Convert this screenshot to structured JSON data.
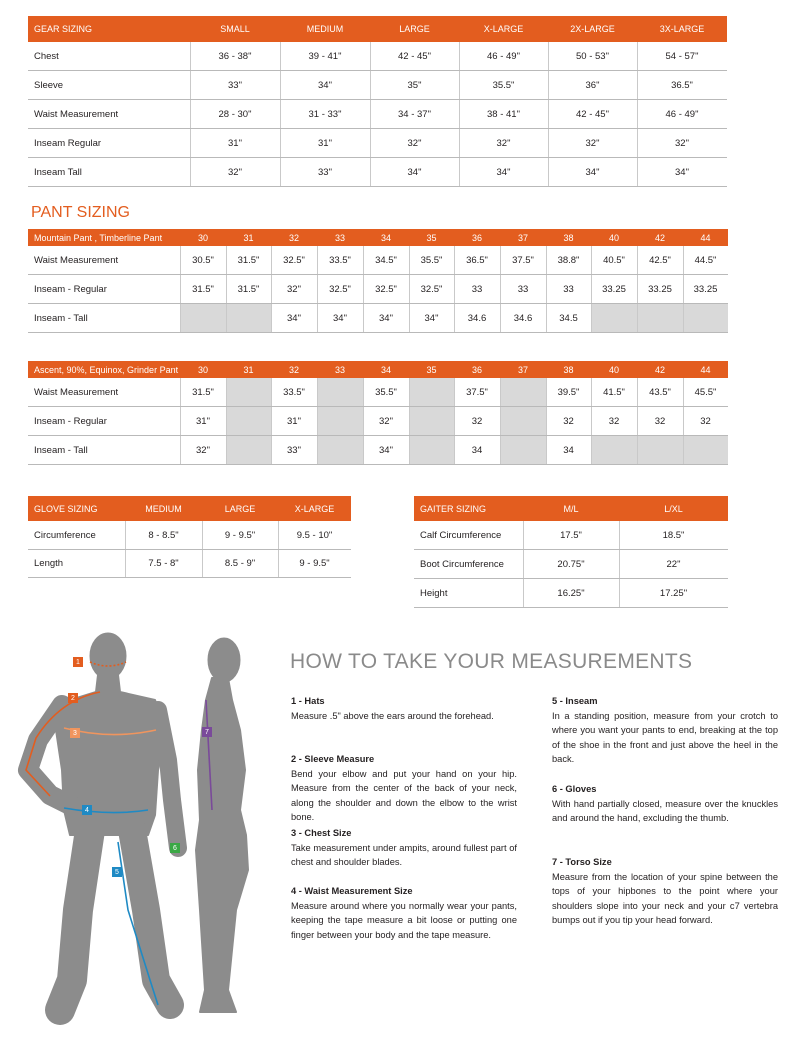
{
  "gear_sizing": {
    "header": [
      "GEAR SIZING",
      "SMALL",
      "MEDIUM",
      "LARGE",
      "X-LARGE",
      "2X-LARGE",
      "3X-LARGE"
    ],
    "rows": [
      [
        "Chest",
        "36 - 38\"",
        "39 - 41\"",
        "42 - 45\"",
        "46 - 49\"",
        "50 - 53\"",
        "54 - 57\""
      ],
      [
        "Sleeve",
        "33\"",
        "34\"",
        "35\"",
        "35.5\"",
        "36\"",
        "36.5\""
      ],
      [
        "Waist Measurement",
        "28 - 30\"",
        "31 - 33\"",
        "34 - 37\"",
        "38 - 41\"",
        "42 - 45\"",
        "46 - 49\""
      ],
      [
        "Inseam Regular",
        "31\"",
        "31\"",
        "32\"",
        "32\"",
        "32\"",
        "32\""
      ],
      [
        "Inseam Tall",
        "32\"",
        "33\"",
        "34\"",
        "34\"",
        "34\"",
        "34\""
      ]
    ]
  },
  "pant_sizing": {
    "title": "PANT SIZING",
    "tables": [
      {
        "header": [
          "Mountain Pant , Timberline Pant",
          "30",
          "31",
          "32",
          "33",
          "34",
          "35",
          "36",
          "37",
          "38",
          "40",
          "42",
          "44"
        ],
        "rows": [
          [
            "Waist Measurement",
            "30.5\"",
            "31.5\"",
            "32.5\"",
            "33.5\"",
            "34.5\"",
            "35.5\"",
            "36.5\"",
            "37.5\"",
            "38.8\"",
            "40.5\"",
            "42.5\"",
            "44.5\""
          ],
          [
            "Inseam - Regular",
            "31.5\"",
            "31.5\"",
            "32\"",
            "32.5\"",
            "32.5\"",
            "32.5\"",
            "33",
            "33",
            "33",
            "33.25",
            "33.25",
            "33.25"
          ],
          [
            "Inseam - Tall",
            null,
            null,
            "34\"",
            "34\"",
            "34\"",
            "34\"",
            "34.6",
            "34.6",
            "34.5",
            null,
            null,
            null
          ]
        ]
      },
      {
        "header": [
          "Ascent, 90%, Equinox, Grinder Pant",
          "30",
          "31",
          "32",
          "33",
          "34",
          "35",
          "36",
          "37",
          "38",
          "40",
          "42",
          "44"
        ],
        "rows": [
          [
            "Waist Measurement",
            "31.5\"",
            null,
            "33.5\"",
            null,
            "35.5\"",
            null,
            "37.5\"",
            null,
            "39.5\"",
            "41.5\"",
            "43.5\"",
            "45.5\""
          ],
          [
            "Inseam - Regular",
            "31\"",
            null,
            "31\"",
            null,
            "32\"",
            null,
            "32",
            null,
            "32",
            "32",
            "32",
            "32"
          ],
          [
            "Inseam - Tall",
            "32\"",
            null,
            "33\"",
            null,
            "34\"",
            null,
            "34",
            null,
            "34",
            null,
            null,
            null
          ]
        ]
      }
    ]
  },
  "glove_sizing": {
    "header": [
      "GLOVE SIZING",
      "MEDIUM",
      "LARGE",
      "X-LARGE"
    ],
    "rows": [
      [
        "Circumference",
        "8 - 8.5\"",
        "9 - 9.5\"",
        "9.5 - 10\""
      ],
      [
        "Length",
        "7.5 - 8\"",
        "8.5 - 9\"",
        "9 - 9.5\""
      ]
    ]
  },
  "gaiter_sizing": {
    "header": [
      "GAITER SIZING",
      "M/L",
      "L/XL"
    ],
    "rows": [
      [
        "Calf Circumference",
        "17.5\"",
        "18.5\""
      ],
      [
        "Boot Circumference",
        "20.75\"",
        "22\""
      ],
      [
        "Height",
        "16.25\"",
        "17.25\""
      ]
    ]
  },
  "measurements": {
    "title": "HOW TO TAKE YOUR MEASUREMENTS",
    "figure_labels": [
      "1",
      "2",
      "3",
      "4",
      "5",
      "6",
      "7"
    ],
    "items": [
      {
        "title": "1 - Hats",
        "text": "Measure .5\" above the ears around the forehead."
      },
      {
        "title": "2 - Sleeve Measure",
        "text": "Bend your elbow and put your hand on your hip. Measure from the center of the back of your neck, along the shoulder and down the elbow to the wrist bone."
      },
      {
        "title": "3 - Chest Size",
        "text": "Take measurement under ampits, around fullest part of chest and shoulder blades."
      },
      {
        "title": "4 - Waist Measurement Size",
        "text": "Measure around where you normally wear your pants, keeping the tape measure a bit loose or putting one finger between your body and the tape measure."
      },
      {
        "title": "5 - Inseam",
        "text": "In a standing position, measure from your crotch to where you want your pants to end, breaking at the top of the shoe in the front and just above the heel in the back."
      },
      {
        "title": "6 - Gloves",
        "text": "With hand partially closed, measure over the knuckles and around the hand, excluding the thumb."
      },
      {
        "title": "7 - Torso Size",
        "text": "Measure from the location of your spine between the tops of your hipbones to the point where your shoulders slope into your neck and your c7 vertebra bumps out if you tip your head forward."
      }
    ]
  }
}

-.-.-

Reproduce the material word for word. Any pictures should be left out of the copy.

Convert this screenshot to structured JSON data.
{
  "gear_sizing": {
    "header": [
      "GEAR SIZING",
      "SMALL",
      "MEDIUM",
      "LARGE",
      "X-LARGE",
      "2X-LARGE",
      "3X-LARGE"
    ],
    "rows": [
      [
        "Chest",
        "36 - 38\"",
        "39 - 41\"",
        "42 - 45\"",
        "46 - 49\"",
        "50 - 53\"",
        "54 - 57\""
      ],
      [
        "Sleeve",
        "33\"",
        "34\"",
        "35\"",
        "35.5\"",
        "36\"",
        "36.5\""
      ],
      [
        "Waist Measurement",
        "28 - 30\"",
        "31 - 33\"",
        "34 - 37\"",
        "38 - 41\"",
        "42 - 45\"",
        "46 - 49\""
      ],
      [
        "Inseam Regular",
        "31\"",
        "31\"",
        "32\"",
        "32\"",
        "32\"",
        "32\""
      ],
      [
        "Inseam Tall",
        "32\"",
        "33\"",
        "34\"",
        "34\"",
        "34\"",
        "34\""
      ]
    ]
  },
  "pant_sizing": {
    "title": "PANT SIZING",
    "tables": [
      {
        "header": [
          "Mountain Pant , Timberline Pant",
          "30",
          "31",
          "32",
          "33",
          "34",
          "35",
          "36",
          "37",
          "38",
          "40",
          "42",
          "44"
        ],
        "rows": [
          [
            "Waist Measurement",
            "30.5\"",
            "31.5\"",
            "32.5\"",
            "33.5\"",
            "34.5\"",
            "35.5\"",
            "36.5\"",
            "37.5\"",
            "38.8\"",
            "40.5\"",
            "42.5\"",
            "44.5\""
          ],
          [
            "Inseam - Regular",
            "31.5\"",
            "31.5\"",
            "32\"",
            "32.5\"",
            "32.5\"",
            "32.5\"",
            "33",
            "33",
            "33",
            "33.25",
            "33.25",
            "33.25"
          ],
          [
            "Inseam - Tall",
            null,
            null,
            "34\"",
            "34\"",
            "34\"",
            "34\"",
            "34.6",
            "34.6",
            "34.5",
            null,
            null,
            null
          ]
        ]
      },
      {
        "header": [
          "Ascent, 90%, Equinox, Grinder Pant",
          "30",
          "31",
          "32",
          "33",
          "34",
          "35",
          "36",
          "37",
          "38",
          "40",
          "42",
          "44"
        ],
        "rows": [
          [
            "Waist Measurement",
            "31.5\"",
            null,
            "33.5\"",
            null,
            "35.5\"",
            null,
            "37.5\"",
            null,
            "39.5\"",
            "41.5\"",
            "43.5\"",
            "45.5\""
          ],
          [
            "Inseam - Regular",
            "31\"",
            null,
            "31\"",
            null,
            "32\"",
            null,
            "32",
            null,
            "32",
            "32",
            "32",
            "32"
          ],
          [
            "Inseam - Tall",
            "32\"",
            null,
            "33\"",
            null,
            "34\"",
            null,
            "34",
            null,
            "34",
            null,
            null,
            null
          ]
        ]
      }
    ]
  },
  "glove_sizing": {
    "header": [
      "GLOVE SIZING",
      "MEDIUM",
      "LARGE",
      "X-LARGE"
    ],
    "rows": [
      [
        "Circumference",
        "8 - 8.5\"",
        "9 - 9.5\"",
        "9.5 - 10\""
      ],
      [
        "Length",
        "7.5 - 8\"",
        "8.5 - 9\"",
        "9 - 9.5\""
      ]
    ]
  },
  "gaiter_sizing": {
    "header": [
      "GAITER SIZING",
      "M/L",
      "L/XL"
    ],
    "rows": [
      [
        "Calf Circumference",
        "17.5\"",
        "18.5\""
      ],
      [
        "Boot Circumference",
        "20.75\"",
        "22\""
      ],
      [
        "Height",
        "16.25\"",
        "17.25\""
      ]
    ]
  },
  "measurements": {
    "title": "HOW TO TAKE YOUR MEASUREMENTS",
    "figure_labels": [
      "1",
      "2",
      "3",
      "4",
      "5",
      "6",
      "7"
    ],
    "items": [
      {
        "title": "1 - Hats",
        "text": "Measure .5\" above the ears around the forehead."
      },
      {
        "title": "2 - Sleeve Measure",
        "text": "Bend your elbow and put your hand on your hip. Measure from the center of the back of your neck, along the shoulder and down the elbow to the wrist bone."
      },
      {
        "title": "3 - Chest Size",
        "text": "Take measurement under ampits, around fullest part of chest and shoulder blades."
      },
      {
        "title": "4 - Waist Measurement Size",
        "text": "Measure around where you normally wear your pants, keeping the tape measure a bit loose or putting one finger between your body and the tape measure."
      },
      {
        "title": "5 - Inseam",
        "text": "In a standing position, measure from your crotch to where you want your pants to end, breaking at the top of the shoe in the front and just above the heel in the back."
      },
      {
        "title": "6 - Gloves",
        "text": "With hand partially closed, measure over the knuckles and around the hand, excluding the thumb."
      },
      {
        "title": "7 - Torso Size",
        "text": "Measure from the location of your spine between the tops of your hipbones to the point where your shoulders slope into your neck and your c7 vertebra bumps out if you tip your head forward."
      }
    ]
  }
}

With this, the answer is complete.